* [TASK DESCRIPTION]: What follows is a block of records; restate each one word for word.

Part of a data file
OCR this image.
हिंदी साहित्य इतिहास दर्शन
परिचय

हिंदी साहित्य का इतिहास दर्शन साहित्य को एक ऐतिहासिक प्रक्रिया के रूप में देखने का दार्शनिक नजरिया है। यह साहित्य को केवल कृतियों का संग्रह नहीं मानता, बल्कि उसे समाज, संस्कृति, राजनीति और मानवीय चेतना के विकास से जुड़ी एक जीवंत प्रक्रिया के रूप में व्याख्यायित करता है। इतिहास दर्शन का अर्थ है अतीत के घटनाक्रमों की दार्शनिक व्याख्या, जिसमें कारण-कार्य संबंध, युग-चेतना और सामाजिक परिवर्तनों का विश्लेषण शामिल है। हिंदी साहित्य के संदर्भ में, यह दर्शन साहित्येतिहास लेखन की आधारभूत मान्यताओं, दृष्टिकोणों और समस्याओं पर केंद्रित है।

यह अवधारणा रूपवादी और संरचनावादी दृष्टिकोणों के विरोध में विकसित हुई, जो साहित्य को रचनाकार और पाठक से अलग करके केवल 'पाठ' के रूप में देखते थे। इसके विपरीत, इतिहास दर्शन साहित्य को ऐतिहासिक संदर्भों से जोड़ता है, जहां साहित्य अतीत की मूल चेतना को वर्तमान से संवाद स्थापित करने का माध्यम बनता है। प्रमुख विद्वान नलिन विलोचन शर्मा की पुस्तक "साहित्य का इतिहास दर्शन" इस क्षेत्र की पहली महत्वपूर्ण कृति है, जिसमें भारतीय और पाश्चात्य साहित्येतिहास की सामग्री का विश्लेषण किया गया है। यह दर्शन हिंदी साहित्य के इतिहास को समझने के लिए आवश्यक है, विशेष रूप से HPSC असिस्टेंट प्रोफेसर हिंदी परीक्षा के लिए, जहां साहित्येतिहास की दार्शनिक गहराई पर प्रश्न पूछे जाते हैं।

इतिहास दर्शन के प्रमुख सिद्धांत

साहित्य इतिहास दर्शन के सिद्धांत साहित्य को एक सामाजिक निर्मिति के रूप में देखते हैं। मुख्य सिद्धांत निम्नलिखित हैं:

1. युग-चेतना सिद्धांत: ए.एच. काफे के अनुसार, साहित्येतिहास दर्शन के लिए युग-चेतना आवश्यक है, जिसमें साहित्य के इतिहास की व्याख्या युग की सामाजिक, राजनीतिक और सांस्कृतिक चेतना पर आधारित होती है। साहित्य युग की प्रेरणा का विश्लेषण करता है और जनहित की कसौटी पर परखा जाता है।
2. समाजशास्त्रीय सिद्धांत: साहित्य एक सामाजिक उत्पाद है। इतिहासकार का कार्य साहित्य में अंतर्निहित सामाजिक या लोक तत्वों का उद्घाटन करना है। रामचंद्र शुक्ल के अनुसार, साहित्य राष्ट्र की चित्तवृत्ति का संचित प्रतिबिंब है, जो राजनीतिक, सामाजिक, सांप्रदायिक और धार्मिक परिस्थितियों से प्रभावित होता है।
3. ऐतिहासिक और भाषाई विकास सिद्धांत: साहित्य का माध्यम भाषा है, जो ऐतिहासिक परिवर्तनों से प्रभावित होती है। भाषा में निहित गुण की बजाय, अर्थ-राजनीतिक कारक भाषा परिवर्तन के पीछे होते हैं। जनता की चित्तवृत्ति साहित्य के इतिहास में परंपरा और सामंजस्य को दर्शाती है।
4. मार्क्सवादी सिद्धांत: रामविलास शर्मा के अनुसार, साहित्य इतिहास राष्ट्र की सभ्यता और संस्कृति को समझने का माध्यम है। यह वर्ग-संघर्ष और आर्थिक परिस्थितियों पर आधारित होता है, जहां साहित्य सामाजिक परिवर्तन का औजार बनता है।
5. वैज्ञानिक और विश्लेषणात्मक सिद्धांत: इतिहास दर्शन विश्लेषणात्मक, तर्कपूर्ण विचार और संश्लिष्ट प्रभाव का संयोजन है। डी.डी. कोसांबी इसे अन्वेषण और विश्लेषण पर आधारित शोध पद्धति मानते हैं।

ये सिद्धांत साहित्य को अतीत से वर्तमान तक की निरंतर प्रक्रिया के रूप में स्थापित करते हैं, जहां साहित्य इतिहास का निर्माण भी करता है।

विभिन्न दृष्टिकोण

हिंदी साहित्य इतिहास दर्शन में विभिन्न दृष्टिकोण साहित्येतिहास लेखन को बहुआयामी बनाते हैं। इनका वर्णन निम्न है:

* [OUTPUT OF THE TASK]:
OCR this image.
हिंदी साहित्य इतिहास दर्शन
परिचय

हिंदी साहित्य का इतिहास दर्शन साहित्य को एक ऐतिहासिक प्रक्रिया के रूप में देखने का दार्शनिक नजरिया है। यह साहित्य को केवल कृतियों का संग्रह नहीं मानता, बल्कि उसे समाज, संस्कृति, राजनीति और मानवीय चेतना के विकास से जुड़ी एक जीवंत प्रक्रिया के रूप में व्याख्यायित करता है। इतिहास दर्शन का अर्थ है अतीत के घटनाक्रमों की दार्शनिक व्याख्या, जिसमें कारण-कार्य संबंध, युग-चेतना और सामाजिक परिवर्तनों का विश्लेषण शामिल है। हिंदी साहित्य के संदर्भ में, यह दर्शन साहित्येतिहास लेखन की आधारभूत मान्यताओं, दृष्टिकोणों और समस्याओं पर केंद्रित है।

यह अवधारणा रूपवादी और संरचनावादी दृष्टिकोणों के विरोध में विकसित हुई, जो साहित्य को रचनाकार और पाठक से अलग करके केवल 'पाठ' के रूप में देखते थे। इसके विपरीत, इतिहास दर्शन साहित्य को ऐतिहासिक संदर्भों से जोड़ता है, जहां साहित्य अतीत की मूल चेतना को वर्तमान से संवाद स्थापित करने का माध्यम बनता है। प्रमुख विद्वान नलिन विलोचन शर्मा की पुस्तक "साहित्य का इतिहास दर्शन" इस क्षेत्र की पहली महत्वपूर्ण कृति है, जिसमें भारतीय और पाश्चात्य साहित्येतिहास की सामग्री का विश्लेषण किया गया है। यह दर्शन हिंदी साहित्य के इतिहास को समझने के लिए आवश्यक है, विशेष रूप से HPSC असिस्टेंट प्रोफेसर हिंदी परीक्षा के लिए, जहां साहित्येतिहास की दार्शनिक गहराई पर प्रश्न पूछे जाते हैं।

इतिहास दर्शन के प्रमुख सिद्धांत

साहित्य इतिहास दर्शन के सिद्धांत साहित्य को एक सामाजिक निर्मिति के रूप में देखते हैं। मुख्य सिद्धांत निम्नलिखित हैं:

1. युग-चेतना सिद्धांत: ए.एच. काफे के अनुसार, साहित्येतिहास दर्शन के लिए युग-चेतना आवश्यक है, जिसमें साहित्य के इतिहास की व्याख्या युग की सामाजिक, राजनीतिक और सांस्कृतिक चेतना पर आधारित होती है। साहित्य युग की प्रेरणा का विश्लेषण करता है और जनहित की कसौटी पर परखा जाता है।
2. समाजशास्त्रीय सिद्धांत: साहित्य एक सामाजिक उत्पाद है। इतिहासकार का कार्य साहित्य में अंतर्निहित सामाजिक या लोक तत्वों का उद्घाटन करना है। रामचंद्र शुक्ल के अनुसार, साहित्य राष्ट्र की चित्तवृत्ति का संचित प्रतिबिंब है, जो राजनीतिक, सामाजिक, सांप्रदायिक और धार्मिक परिस्थितियों से प्रभावित होता है।
3. ऐतिहासिक और भाषाई विकास सिद्धांत: साहित्य का माध्यम भाषा है, जो ऐतिहासिक परिवर्तनों से प्रभावित होती है। भाषा में निहित गुण की बजाय, अर्थ-राजनीतिक कारक भाषा परिवर्तन के पीछे होते हैं। जनता की चित्तवृत्ति साहित्य के इतिहास में परंपरा और सामंजस्य को दर्शाती है।
4. मार्क्सवादी सिद्धांत: रामविलास शर्मा के अनुसार, साहित्य इतिहास राष्ट्र की सभ्यता और संस्कृति को समझने का माध्यम है। यह वर्ग-संघर्ष और आर्थिक परिस्थितियों पर आधारित होता है, जहां साहित्य सामाजिक परिवर्तन का औजार बनता है।
5. वैज्ञानिक और विश्लेषणात्मक सिद्धांत: इतिहास दर्शन विश्लेषणात्मक, तर्कपूर्ण विचार और संश्लिष्ट प्रभाव का संयोजन है। डी.डी. कोसांबी इसे अन्वेषण और विश्लेषण पर आधारित शोध पद्धति मानते हैं।

ये सिद्धांत साहित्य को अतीत से वर्तमान तक की निरंतर प्रक्रिया के रूप में स्थापित करते हैं, जहां साहित्य इतिहास का निर्माण भी करता है।

विभिन्न दृष्टिकोण

हिंदी साहित्य इतिहास दर्शन में विभिन्न दृष्टिकोण साहित्येतिहास लेखन को बहुआयामी बनाते हैं। इनका वर्णन निम्न है:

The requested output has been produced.